+++ Working data +++

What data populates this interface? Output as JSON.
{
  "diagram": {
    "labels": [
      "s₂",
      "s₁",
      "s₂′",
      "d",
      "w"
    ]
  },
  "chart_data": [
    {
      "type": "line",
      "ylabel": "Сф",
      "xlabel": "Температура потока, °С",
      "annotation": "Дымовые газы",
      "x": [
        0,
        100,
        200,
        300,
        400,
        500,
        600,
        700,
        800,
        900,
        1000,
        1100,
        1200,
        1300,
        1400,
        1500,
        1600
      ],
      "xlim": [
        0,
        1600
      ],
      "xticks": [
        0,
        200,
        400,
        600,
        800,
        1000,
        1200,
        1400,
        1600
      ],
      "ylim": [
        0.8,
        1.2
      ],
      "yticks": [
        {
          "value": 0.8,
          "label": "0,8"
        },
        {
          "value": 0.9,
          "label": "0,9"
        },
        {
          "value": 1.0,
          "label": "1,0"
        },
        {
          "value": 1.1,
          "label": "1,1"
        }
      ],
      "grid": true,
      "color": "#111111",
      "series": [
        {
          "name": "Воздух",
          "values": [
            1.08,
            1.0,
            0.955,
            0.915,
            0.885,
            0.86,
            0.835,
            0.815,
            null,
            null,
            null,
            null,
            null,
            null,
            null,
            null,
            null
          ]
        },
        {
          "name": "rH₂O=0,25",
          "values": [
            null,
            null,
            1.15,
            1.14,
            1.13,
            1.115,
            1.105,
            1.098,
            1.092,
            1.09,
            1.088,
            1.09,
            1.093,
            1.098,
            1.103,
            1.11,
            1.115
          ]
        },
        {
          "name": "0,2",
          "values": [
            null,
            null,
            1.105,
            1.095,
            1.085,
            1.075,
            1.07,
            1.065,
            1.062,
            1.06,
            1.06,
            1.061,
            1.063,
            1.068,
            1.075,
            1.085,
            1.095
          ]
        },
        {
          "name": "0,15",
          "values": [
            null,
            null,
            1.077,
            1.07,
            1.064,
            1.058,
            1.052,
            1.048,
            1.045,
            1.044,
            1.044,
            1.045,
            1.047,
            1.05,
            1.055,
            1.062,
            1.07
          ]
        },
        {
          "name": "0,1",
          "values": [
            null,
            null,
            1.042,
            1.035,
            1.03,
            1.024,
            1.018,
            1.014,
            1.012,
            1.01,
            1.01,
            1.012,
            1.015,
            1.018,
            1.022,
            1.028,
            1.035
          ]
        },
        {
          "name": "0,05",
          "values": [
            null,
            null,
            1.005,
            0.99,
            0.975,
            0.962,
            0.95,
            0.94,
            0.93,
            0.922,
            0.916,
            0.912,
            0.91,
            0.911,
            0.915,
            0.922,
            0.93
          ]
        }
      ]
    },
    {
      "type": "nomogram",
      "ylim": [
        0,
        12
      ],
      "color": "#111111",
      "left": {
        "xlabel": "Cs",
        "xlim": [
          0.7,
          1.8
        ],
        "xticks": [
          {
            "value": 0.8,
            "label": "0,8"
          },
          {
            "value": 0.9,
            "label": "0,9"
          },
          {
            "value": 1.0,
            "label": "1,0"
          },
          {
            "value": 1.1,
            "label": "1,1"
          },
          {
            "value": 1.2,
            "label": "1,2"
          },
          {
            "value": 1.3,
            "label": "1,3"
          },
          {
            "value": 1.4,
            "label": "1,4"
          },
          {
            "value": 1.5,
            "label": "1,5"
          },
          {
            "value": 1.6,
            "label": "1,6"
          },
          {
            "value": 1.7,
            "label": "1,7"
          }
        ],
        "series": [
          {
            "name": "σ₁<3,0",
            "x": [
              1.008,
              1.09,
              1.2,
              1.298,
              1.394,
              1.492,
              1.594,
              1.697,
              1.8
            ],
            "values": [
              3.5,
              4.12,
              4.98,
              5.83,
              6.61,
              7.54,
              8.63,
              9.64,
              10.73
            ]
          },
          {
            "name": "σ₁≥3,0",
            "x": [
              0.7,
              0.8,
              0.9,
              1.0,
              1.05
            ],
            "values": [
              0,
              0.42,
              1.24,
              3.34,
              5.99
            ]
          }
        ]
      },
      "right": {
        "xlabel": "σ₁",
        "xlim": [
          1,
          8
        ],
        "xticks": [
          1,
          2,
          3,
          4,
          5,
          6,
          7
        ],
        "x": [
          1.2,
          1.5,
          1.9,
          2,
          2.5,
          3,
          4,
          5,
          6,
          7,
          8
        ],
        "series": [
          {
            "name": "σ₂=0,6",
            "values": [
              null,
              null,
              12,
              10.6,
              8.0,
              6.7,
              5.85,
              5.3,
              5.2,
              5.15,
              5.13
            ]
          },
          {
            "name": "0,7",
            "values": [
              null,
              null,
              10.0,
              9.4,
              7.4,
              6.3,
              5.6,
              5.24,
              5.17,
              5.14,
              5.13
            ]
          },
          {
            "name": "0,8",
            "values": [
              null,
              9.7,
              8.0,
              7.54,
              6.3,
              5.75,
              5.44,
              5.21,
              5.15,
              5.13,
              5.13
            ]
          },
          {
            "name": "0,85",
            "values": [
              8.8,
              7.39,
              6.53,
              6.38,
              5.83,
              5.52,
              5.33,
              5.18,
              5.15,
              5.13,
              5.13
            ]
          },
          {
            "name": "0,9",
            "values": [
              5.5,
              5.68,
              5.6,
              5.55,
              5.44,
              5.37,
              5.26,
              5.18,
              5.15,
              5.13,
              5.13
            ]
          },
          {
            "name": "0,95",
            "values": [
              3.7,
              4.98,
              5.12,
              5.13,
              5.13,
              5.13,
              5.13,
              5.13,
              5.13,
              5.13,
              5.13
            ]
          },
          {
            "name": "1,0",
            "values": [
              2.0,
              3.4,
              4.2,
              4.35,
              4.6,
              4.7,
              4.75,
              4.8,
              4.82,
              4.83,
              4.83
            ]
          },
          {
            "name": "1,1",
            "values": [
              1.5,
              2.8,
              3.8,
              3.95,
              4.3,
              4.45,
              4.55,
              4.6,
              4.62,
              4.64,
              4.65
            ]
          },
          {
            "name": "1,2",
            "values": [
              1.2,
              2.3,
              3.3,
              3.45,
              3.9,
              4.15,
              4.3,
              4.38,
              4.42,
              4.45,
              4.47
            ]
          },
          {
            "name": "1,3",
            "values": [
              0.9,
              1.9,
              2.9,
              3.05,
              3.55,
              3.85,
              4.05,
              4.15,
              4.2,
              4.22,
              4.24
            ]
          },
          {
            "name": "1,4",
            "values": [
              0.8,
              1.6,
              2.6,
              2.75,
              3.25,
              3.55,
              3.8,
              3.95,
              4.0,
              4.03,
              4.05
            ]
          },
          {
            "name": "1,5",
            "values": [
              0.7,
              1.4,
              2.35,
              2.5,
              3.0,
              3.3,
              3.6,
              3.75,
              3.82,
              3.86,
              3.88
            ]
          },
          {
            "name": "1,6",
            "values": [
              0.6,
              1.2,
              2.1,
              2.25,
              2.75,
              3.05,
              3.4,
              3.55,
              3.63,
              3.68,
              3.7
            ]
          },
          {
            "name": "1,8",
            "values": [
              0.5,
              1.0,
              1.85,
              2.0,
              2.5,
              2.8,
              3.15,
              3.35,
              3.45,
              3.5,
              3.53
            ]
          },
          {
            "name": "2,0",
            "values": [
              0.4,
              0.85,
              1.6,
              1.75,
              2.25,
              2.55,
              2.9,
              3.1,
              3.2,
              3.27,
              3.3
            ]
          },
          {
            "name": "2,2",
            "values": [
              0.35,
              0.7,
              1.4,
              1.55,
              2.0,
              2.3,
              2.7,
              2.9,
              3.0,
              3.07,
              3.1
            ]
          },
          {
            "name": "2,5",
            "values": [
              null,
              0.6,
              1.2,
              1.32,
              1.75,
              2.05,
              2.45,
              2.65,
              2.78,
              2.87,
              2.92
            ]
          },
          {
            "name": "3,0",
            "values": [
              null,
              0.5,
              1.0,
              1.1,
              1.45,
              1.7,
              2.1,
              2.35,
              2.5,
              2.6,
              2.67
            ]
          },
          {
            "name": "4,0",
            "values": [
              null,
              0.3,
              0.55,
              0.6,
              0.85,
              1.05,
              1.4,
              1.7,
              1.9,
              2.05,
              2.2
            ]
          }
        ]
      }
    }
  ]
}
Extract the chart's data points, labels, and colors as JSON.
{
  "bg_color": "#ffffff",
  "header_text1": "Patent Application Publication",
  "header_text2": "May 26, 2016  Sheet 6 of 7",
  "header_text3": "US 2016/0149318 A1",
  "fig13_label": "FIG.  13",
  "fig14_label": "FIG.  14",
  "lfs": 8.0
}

+++

- **Stated task**
Repeat only the lines running from the line that contains "Extract the chart's" through the last line above, inclusive.

- **Exercise output**
Extract the chart's data points, labels, and colors as JSON.
{
  "bg_color": "#ffffff",
  "header_text1": "Patent Application Publication",
  "header_text2": "May 26, 2016  Sheet 6 of 7",
  "header_text3": "US 2016/0149318 A1",
  "fig13_label": "FIG.  13",
  "fig14_label": "FIG.  14",
  "lfs": 8.0
}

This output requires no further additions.